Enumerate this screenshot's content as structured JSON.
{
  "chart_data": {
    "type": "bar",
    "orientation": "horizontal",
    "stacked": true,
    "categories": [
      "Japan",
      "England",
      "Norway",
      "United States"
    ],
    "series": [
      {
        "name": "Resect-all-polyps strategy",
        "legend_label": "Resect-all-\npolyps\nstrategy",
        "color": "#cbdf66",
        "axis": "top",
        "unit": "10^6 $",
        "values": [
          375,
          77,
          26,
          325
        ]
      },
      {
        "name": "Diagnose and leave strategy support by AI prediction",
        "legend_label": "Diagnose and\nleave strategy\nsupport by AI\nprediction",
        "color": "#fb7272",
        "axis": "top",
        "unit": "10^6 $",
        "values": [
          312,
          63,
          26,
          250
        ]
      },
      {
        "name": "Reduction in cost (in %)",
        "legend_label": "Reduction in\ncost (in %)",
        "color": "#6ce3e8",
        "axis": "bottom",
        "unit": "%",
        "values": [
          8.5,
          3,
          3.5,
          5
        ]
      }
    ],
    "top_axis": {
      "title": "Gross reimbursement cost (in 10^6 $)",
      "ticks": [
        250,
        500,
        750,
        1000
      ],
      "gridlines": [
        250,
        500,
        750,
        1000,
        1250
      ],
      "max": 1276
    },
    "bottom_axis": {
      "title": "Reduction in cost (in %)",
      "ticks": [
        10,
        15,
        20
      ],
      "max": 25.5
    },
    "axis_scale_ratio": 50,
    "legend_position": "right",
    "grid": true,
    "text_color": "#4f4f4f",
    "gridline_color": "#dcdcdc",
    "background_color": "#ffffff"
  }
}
^^^^^^^^^^^^^^^^
Exercise directions
Your task is to output all of the data above word for word.

Correct output
Enumerate this screenshot's content as structured JSON.
{
  "chart_data": {
    "type": "bar",
    "orientation": "horizontal",
    "stacked": true,
    "categories": [
      "Japan",
      "England",
      "Norway",
      "United States"
    ],
    "series": [
      {
        "name": "Resect-all-polyps strategy",
        "legend_label": "Resect-all-\npolyps\nstrategy",
        "color": "#cbdf66",
        "axis": "top",
        "unit": "10^6 $",
        "values": [
          375,
          77,
          26,
          325
        ]
      },
      {
        "name": "Diagnose and leave strategy support by AI prediction",
        "legend_label": "Diagnose and\nleave strategy\nsupport by AI\nprediction",
        "color": "#fb7272",
        "axis": "top",
        "unit": "10^6 $",
        "values": [
          312,
          63,
          26,
          250
        ]
      },
      {
        "name": "Reduction in cost (in %)",
        "legend_label": "Reduction in\ncost (in %)",
        "color": "#6ce3e8",
        "axis": "bottom",
        "unit": "%",
        "values": [
          8.5,
          3,
          3.5,
          5
        ]
      }
    ],
    "top_axis": {
      "title": "Gross reimbursement cost (in 10^6 $)",
      "ticks": [
        250,
        500,
        750,
        1000
      ],
      "gridlines": [
        250,
        500,
        750,
        1000,
        1250
      ],
      "max": 1276
    },
    "bottom_axis": {
      "title": "Reduction in cost (in %)",
      "ticks": [
        10,
        15,
        20
      ],
      "max": 25.5
    },
    "axis_scale_ratio": 50,
    "legend_position": "right",
    "grid": true,
    "text_color": "#4f4f4f",
    "gridline_color": "#dcdcdc",
    "background_color": "#ffffff"
  }
}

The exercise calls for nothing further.